FRAGMENTO DEL TEXTO >>

La aparición de Doom en el 94 fraguó una avalancha mediática que trascendió más allá de la prensa especializada de entonces, superando la de su antecesor, Wolfenstein 3D, que también atrajo su buena porción de polémica: Doom era un juego perverso. En él tomábamos el rol en rigurosa primera persona de un marine espacial asesino que, escopeta en mano, iba reventando cráneos con un realismo nunca visto hasta la fecha. Claro, la gente se moría por jugarlo. Padres e hijos. Ya se intuía que aquel formato iba a dar que hablar y que tenía un potencial comercial inefable, así que en solo dos años y con una secuela entre medias, la aparición en 1996 de Quake acabó de asentar el género del FPS, dando pie a un alud de títulos que llenaron las estanterías y las páginas de las revistas.

Había shooters buenos y había shooters malos, pero la cuestión es que empezaron a salir productos de esta clase de debajo de las piedras, productos que en muchas ocasiones se dirían clónicos y que acababan resultando pesados, indigestos y aburridos. Quien haya jugado, por poner un ejemplo, a Heretic, a Hexen y a Witchaven entenderá por dónde vamos. Aunque quizá no lo entienda, ya que no se es muy lúcido cuando se desembolsa un buen dinero para jugar a dos juegos prácticamente idénticos y se vuelve a caer en un tercero.

Mean Streets, de Access
Remontándonos décadas, podemos darnos cuenta de que la querencia por encontrar nuevos y más vistosos medios de expresión dio lugar a una lógica evolución dentro del videojuego. Mean Streets, de Access, usaba imagen y sonido digitalizado allá por 1989, cuando los videojuegos eran considerados por el gran público como monigotes pixelados en 16 colores.

CONSIGNAS >>
1. Responde con datos del texto sobre los shooters:
(a) ¿En qué año apareció Doom?
(b) ¿En qué año apareció Quake?
(c) ¿En qué año usaba Mean Streets imagen y sonido digitalizado?
2. Enumera todos los títulos de videojuegos que se nombran en el texto sobre los shooters.
3. Cita el pasaje del texto sobre los shooters que va desde "Había shooters buenos" hasta "en un tercero.".
Los registros no hacen falta para resolver este ejercicio.

DATOS PROPORCIONADOS >>
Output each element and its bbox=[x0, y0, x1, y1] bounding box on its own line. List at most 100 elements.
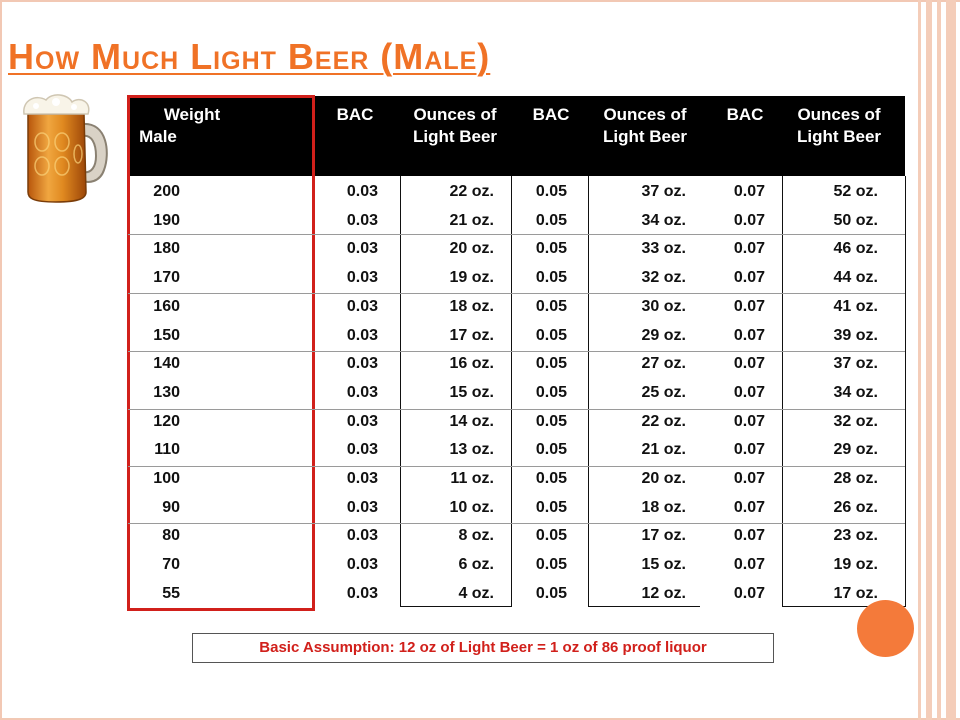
cell-ounces-bac-007: 41 oz. bbox=[833, 297, 878, 315]
cell-weight: 130 bbox=[153, 383, 180, 401]
slide-frame-bottom bbox=[0, 718, 960, 720]
row-group-separator bbox=[128, 351, 905, 352]
cell-weight: 200 bbox=[153, 183, 180, 200]
cell-bac-003: 0.03 bbox=[346, 527, 378, 545]
cell-weight: 120 bbox=[153, 412, 180, 430]
cell-bac-007: 0.07 bbox=[733, 183, 765, 200]
cell-ounces-bac-007: 46 oz. bbox=[833, 240, 878, 258]
cell-ounces-bac-005: 30 oz. bbox=[641, 297, 686, 315]
cell-ounces-bac-003: 10 oz. bbox=[449, 498, 494, 516]
cell-ounces-bac-005: 25 oz. bbox=[641, 383, 686, 401]
cell-bac-007: 0.07 bbox=[733, 269, 765, 287]
beer-mug-icon bbox=[23, 94, 108, 203]
cell-bac-007: 0.07 bbox=[733, 412, 765, 430]
cell-ounces-bac-007: 17 oz. bbox=[833, 584, 878, 602]
cell-ounces-bac-003: 22 oz. bbox=[449, 183, 494, 200]
slide-title: How Much Light Beer (Male) bbox=[8, 36, 491, 77]
cell-bac-007: 0.07 bbox=[733, 355, 765, 373]
cell-ounces-bac-005: 20 oz. bbox=[641, 470, 686, 487]
cell-bac-003: 0.03 bbox=[346, 211, 378, 229]
cell-bac-007: 0.07 bbox=[733, 527, 765, 545]
cell-ounces-bac-005: 21 oz. bbox=[641, 441, 686, 459]
cell-ounces-bac-003: 20 oz. bbox=[449, 240, 494, 258]
cell-weight: 70 bbox=[162, 556, 180, 574]
cell-ounces-bac-003: 6 oz. bbox=[458, 556, 494, 574]
cell-ounces-bac-007: 44 oz. bbox=[833, 269, 878, 287]
cell-ounces-bac-003: 19 oz. bbox=[449, 269, 494, 287]
cell-bac-007: 0.07 bbox=[733, 556, 765, 574]
cell-ounces-bac-005: 27 oz. bbox=[641, 355, 686, 373]
header-ounces-3-line1: Ounces of bbox=[797, 105, 881, 124]
cell-bac-005: 0.05 bbox=[535, 326, 567, 344]
cell-bac-007: 0.07 bbox=[733, 297, 765, 315]
cell-ounces-bac-007: 52 oz. bbox=[833, 183, 878, 200]
cell-bac-005: 0.05 bbox=[535, 498, 567, 516]
cell-bac-003: 0.03 bbox=[346, 441, 378, 459]
cell-bac-003: 0.03 bbox=[346, 383, 378, 401]
decorative-circle bbox=[857, 600, 914, 657]
cell-bac-007: 0.07 bbox=[733, 441, 765, 459]
cell-bac-007: 0.07 bbox=[733, 383, 765, 401]
cell-bac-005: 0.05 bbox=[535, 556, 567, 574]
cell-weight: 100 bbox=[153, 470, 180, 487]
cell-bac-003: 0.03 bbox=[346, 584, 378, 602]
cell-bac-005: 0.05 bbox=[535, 584, 567, 602]
cell-ounces-bac-007: 28 oz. bbox=[833, 470, 878, 487]
cell-ounces-bac-007: 19 oz. bbox=[833, 556, 878, 574]
table-header-band bbox=[128, 96, 905, 176]
header-weight: Weight bbox=[140, 104, 244, 126]
cell-bac-005: 0.05 bbox=[535, 297, 567, 315]
cell-ounces-bac-003: 13 oz. bbox=[449, 441, 494, 459]
cell-bac-003: 0.03 bbox=[346, 269, 378, 287]
cell-bac-007: 0.07 bbox=[733, 498, 765, 516]
header-ounces-2-line1: Ounces of bbox=[603, 105, 687, 124]
row-group-separator bbox=[128, 409, 905, 410]
cell-ounces-bac-003: 4 oz. bbox=[458, 584, 494, 602]
header-ounces-2-line2: Light Beer bbox=[602, 127, 688, 146]
row-group-separator bbox=[128, 293, 905, 294]
cell-weight: 90 bbox=[162, 498, 180, 516]
cell-ounces-bac-007: 26 oz. bbox=[833, 498, 878, 516]
cell-bac-005: 0.05 bbox=[535, 412, 567, 430]
cell-bac-005: 0.05 bbox=[535, 441, 567, 459]
slide-frame-top bbox=[0, 0, 960, 2]
header-weight-line1: Weight bbox=[163, 105, 221, 124]
cell-bac-005: 0.05 bbox=[535, 211, 567, 229]
cell-ounces-bac-005: 17 oz. bbox=[641, 527, 686, 545]
cell-bac-003: 0.03 bbox=[346, 240, 378, 258]
slide-frame-left bbox=[0, 0, 2, 720]
cell-bac-003: 0.03 bbox=[346, 183, 378, 200]
cell-ounces-bac-007: 34 oz. bbox=[833, 383, 878, 401]
header-ounces-1: Ounces of Light Beer bbox=[398, 104, 512, 148]
decorative-stripe bbox=[946, 0, 956, 720]
header-weight-sub: Male bbox=[138, 126, 178, 148]
cell-bac-003: 0.03 bbox=[346, 355, 378, 373]
cell-bac-005: 0.05 bbox=[535, 355, 567, 373]
header-bac-2: BAC bbox=[532, 105, 570, 124]
cell-ounces-bac-007: 23 oz. bbox=[833, 527, 878, 545]
cell-ounces-bac-003: 21 oz. bbox=[449, 211, 494, 229]
ounces-column-1-outline bbox=[400, 176, 512, 607]
cell-bac-005: 0.05 bbox=[535, 183, 567, 200]
header-ounces-3-line2: Light Beer bbox=[796, 127, 882, 146]
assumption-note: Basic Assumption: 12 oz of Light Beer = … bbox=[192, 633, 774, 663]
row-group-separator bbox=[128, 523, 905, 524]
cell-ounces-bac-003: 14 oz. bbox=[449, 412, 494, 430]
decorative-stripe bbox=[926, 0, 932, 720]
header-ounces-1-line2: Light Beer bbox=[412, 127, 498, 146]
cell-bac-003: 0.03 bbox=[346, 470, 378, 487]
header-ounces-2: Ounces of Light Beer bbox=[588, 104, 702, 148]
cell-ounces-bac-005: 15 oz. bbox=[641, 556, 686, 574]
cell-ounces-bac-005: 22 oz. bbox=[641, 412, 686, 430]
cell-ounces-bac-003: 11 oz. bbox=[450, 470, 494, 487]
cell-ounces-bac-005: 33 oz. bbox=[641, 240, 686, 258]
cell-bac-005: 0.05 bbox=[535, 240, 567, 258]
cell-bac-003: 0.03 bbox=[346, 556, 378, 574]
cell-bac-003: 0.03 bbox=[346, 326, 378, 344]
header-bac-1: BAC bbox=[336, 105, 374, 124]
cell-weight: 150 bbox=[153, 326, 180, 344]
cell-weight: 80 bbox=[162, 527, 180, 545]
cell-ounces-bac-007: 32 oz. bbox=[833, 412, 878, 430]
cell-ounces-bac-003: 15 oz. bbox=[449, 383, 494, 401]
cell-bac-003: 0.03 bbox=[346, 297, 378, 315]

RESPUESTAS DEL EJERCICIO >>
1.
(a) En el 94.
(b) En 1996.
(c) En 1989.

2. Doom, Wolfenstein 3D, Quake, Heretic, Hexen, Witchaven y Mean Streets.

3.
Había shooters buenos y había shooters malos, pero la cuestión es que empezaron a salir productos de esta clase de debajo de las piedras, productos que en muchas ocasiones se dirían clónicos y que acababan resultando pesados, indigestos y aburridos. Quien haya jugado, por poner un ejemplo, a Heretic, a Hexen y a Witchaven entenderá por dónde vamos. Aunque quizá no lo entienda, ya que no se es muy lúcido cuando se desembolsa un buen dinero para jugar a dos juegos prácticamente idénticos y se vuelve a caer en un tercero.